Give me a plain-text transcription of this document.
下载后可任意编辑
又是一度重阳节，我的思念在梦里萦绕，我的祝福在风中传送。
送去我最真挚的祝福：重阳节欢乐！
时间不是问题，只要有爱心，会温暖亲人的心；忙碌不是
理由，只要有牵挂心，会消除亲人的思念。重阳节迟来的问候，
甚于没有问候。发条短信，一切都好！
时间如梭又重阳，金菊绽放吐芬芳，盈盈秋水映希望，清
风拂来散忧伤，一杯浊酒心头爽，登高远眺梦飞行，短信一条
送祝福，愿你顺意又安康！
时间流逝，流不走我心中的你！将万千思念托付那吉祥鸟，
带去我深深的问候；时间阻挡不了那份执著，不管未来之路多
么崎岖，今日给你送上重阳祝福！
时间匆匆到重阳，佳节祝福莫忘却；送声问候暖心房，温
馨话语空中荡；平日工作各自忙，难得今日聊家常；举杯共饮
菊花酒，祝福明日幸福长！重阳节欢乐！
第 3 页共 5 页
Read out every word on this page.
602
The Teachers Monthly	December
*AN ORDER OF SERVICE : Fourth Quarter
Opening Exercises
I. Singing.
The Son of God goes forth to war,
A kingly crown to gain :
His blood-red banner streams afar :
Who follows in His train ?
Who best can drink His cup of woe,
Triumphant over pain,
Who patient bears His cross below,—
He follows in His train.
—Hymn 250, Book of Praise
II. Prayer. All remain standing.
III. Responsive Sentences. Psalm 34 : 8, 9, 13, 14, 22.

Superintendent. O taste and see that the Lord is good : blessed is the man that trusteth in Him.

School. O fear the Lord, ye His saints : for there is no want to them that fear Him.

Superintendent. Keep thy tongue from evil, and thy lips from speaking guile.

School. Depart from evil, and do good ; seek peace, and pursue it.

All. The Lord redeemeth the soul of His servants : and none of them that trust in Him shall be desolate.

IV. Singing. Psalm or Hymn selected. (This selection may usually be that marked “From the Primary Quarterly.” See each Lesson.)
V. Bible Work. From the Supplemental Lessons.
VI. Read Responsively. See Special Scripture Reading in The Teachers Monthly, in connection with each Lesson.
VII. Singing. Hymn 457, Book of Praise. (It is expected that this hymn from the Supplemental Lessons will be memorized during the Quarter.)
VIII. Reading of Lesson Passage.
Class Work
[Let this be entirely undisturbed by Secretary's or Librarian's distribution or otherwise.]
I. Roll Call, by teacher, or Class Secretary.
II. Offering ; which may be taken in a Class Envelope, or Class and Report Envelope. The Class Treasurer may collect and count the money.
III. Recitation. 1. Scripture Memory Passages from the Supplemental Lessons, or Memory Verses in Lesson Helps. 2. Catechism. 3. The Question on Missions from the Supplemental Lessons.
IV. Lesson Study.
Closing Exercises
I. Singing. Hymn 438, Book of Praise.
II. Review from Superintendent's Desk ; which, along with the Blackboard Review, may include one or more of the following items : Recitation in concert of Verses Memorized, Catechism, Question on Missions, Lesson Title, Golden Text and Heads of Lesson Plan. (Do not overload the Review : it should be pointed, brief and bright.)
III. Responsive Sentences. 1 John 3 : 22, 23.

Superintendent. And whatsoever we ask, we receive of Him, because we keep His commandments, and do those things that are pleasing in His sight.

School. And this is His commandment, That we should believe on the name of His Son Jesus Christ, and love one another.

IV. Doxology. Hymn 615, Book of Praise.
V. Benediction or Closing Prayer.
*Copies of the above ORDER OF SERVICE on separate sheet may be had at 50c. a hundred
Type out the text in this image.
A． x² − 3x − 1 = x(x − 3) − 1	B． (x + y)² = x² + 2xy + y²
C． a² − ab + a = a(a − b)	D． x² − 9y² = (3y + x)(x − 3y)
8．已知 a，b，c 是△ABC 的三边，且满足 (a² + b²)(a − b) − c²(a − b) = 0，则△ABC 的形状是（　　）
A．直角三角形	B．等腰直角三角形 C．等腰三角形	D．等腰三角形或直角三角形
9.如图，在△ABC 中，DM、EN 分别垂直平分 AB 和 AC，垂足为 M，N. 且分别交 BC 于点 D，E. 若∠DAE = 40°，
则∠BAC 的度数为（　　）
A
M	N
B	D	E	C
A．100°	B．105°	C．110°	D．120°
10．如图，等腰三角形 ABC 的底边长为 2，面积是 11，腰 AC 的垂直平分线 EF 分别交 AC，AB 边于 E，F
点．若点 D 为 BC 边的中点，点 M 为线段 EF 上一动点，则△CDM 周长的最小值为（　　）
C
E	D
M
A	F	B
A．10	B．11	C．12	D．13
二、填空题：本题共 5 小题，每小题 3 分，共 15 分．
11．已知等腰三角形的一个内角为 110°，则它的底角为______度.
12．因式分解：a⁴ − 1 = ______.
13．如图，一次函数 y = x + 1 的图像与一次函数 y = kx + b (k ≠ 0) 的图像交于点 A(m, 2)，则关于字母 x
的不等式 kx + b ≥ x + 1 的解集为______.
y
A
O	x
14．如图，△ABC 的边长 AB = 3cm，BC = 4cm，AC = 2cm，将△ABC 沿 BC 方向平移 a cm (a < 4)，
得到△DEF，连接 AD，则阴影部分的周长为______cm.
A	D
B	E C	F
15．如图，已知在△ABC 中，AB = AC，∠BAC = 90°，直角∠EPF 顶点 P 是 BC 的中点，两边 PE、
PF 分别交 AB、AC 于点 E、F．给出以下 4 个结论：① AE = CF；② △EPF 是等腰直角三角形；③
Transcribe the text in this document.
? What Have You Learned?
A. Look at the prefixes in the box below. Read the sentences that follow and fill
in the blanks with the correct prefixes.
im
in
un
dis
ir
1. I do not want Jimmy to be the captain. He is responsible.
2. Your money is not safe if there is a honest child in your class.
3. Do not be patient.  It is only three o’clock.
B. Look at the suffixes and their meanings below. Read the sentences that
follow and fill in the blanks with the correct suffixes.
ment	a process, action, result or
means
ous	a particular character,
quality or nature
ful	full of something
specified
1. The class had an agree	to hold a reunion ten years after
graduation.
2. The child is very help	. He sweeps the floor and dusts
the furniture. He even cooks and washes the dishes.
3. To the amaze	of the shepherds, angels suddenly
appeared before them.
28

▶ **TASK TO CARRY OUT**: Copy every line in the records above that contains the word "Praise".

▶ **CORRECT RESPONSE**:
—Hymn 250, Book of Praise
VII. Singing. Hymn 457, Book of Praise. (It is expected that this hymn from the Supplemental Lessons will be memorized during the Quarter.)
I. Singing. Hymn 438, Book of Praise.
IV. Doxology. Hymn 615, Book of Praise.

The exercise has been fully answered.